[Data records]

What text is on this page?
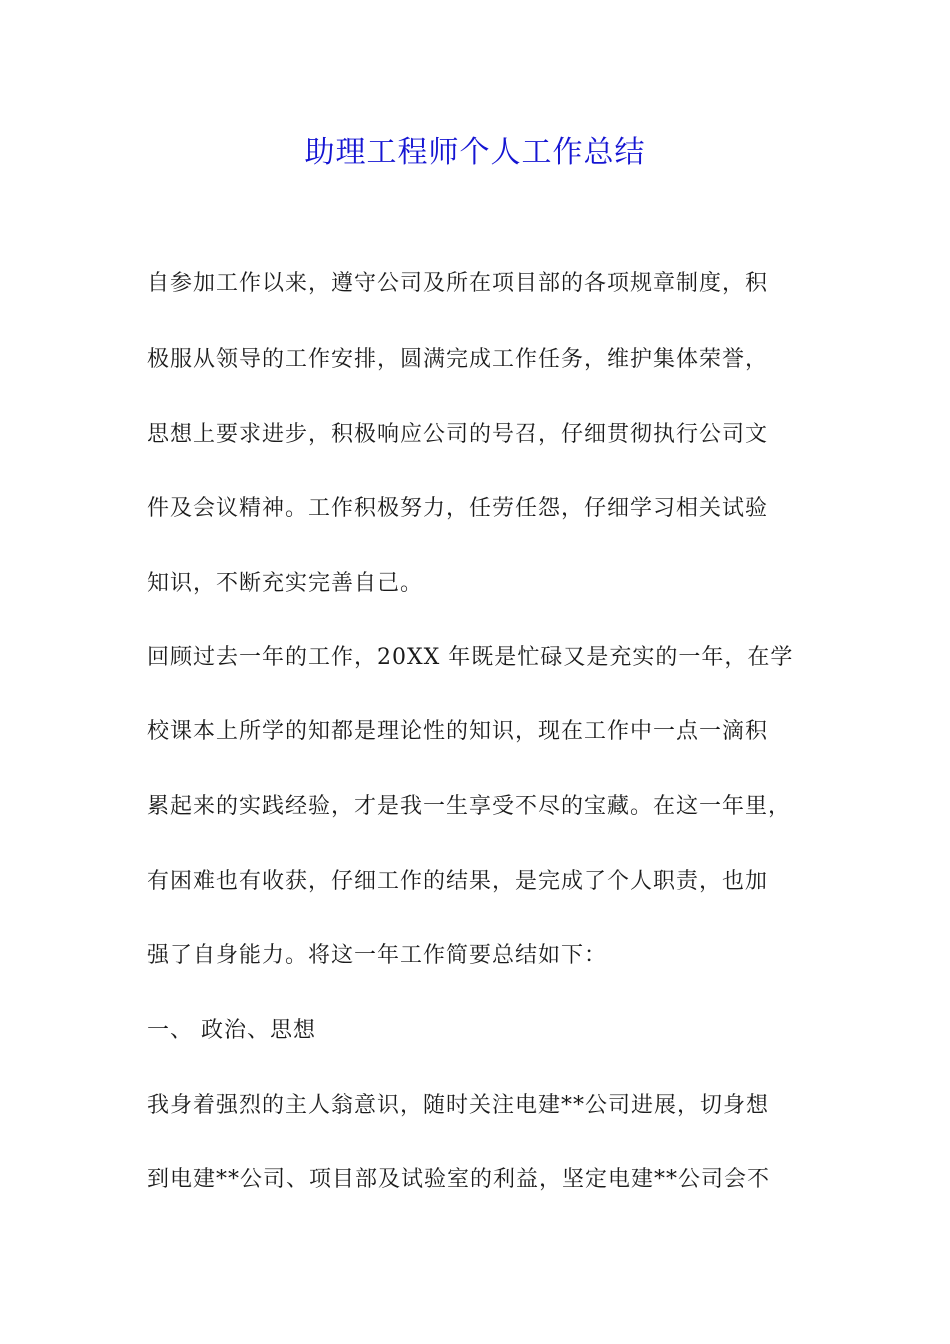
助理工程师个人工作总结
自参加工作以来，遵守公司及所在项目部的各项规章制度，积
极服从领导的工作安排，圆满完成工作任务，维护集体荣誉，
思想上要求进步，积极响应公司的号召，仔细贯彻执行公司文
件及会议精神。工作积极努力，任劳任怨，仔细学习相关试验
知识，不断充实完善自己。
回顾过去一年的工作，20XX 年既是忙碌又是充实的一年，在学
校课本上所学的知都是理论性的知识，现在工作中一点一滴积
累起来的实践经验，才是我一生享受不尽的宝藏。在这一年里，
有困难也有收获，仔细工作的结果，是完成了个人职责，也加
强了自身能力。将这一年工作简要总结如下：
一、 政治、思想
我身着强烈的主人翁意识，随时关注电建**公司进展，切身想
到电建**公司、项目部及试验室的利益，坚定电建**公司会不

▶ [Do this]: Retype all of the entries exactly as written, leaving out any images.

▶ [Task answer]:
What text is on this page?
助理工程师个人工作总结
自参加工作以来，遵守公司及所在项目部的各项规章制度，积
极服从领导的工作安排，圆满完成工作任务，维护集体荣誉，
思想上要求进步，积极响应公司的号召，仔细贯彻执行公司文
件及会议精神。工作积极努力，任劳任怨，仔细学习相关试验
知识，不断充实完善自己。
回顾过去一年的工作，20XX 年既是忙碌又是充实的一年，在学
校课本上所学的知都是理论性的知识，现在工作中一点一滴积
累起来的实践经验，才是我一生享受不尽的宝藏。在这一年里，
有困难也有收获，仔细工作的结果，是完成了个人职责，也加
强了自身能力。将这一年工作简要总结如下：
一、 政治、思想
我身着强烈的主人翁意识，随时关注电建**公司进展，切身想
到电建**公司、项目部及试验室的利益，坚定电建**公司会不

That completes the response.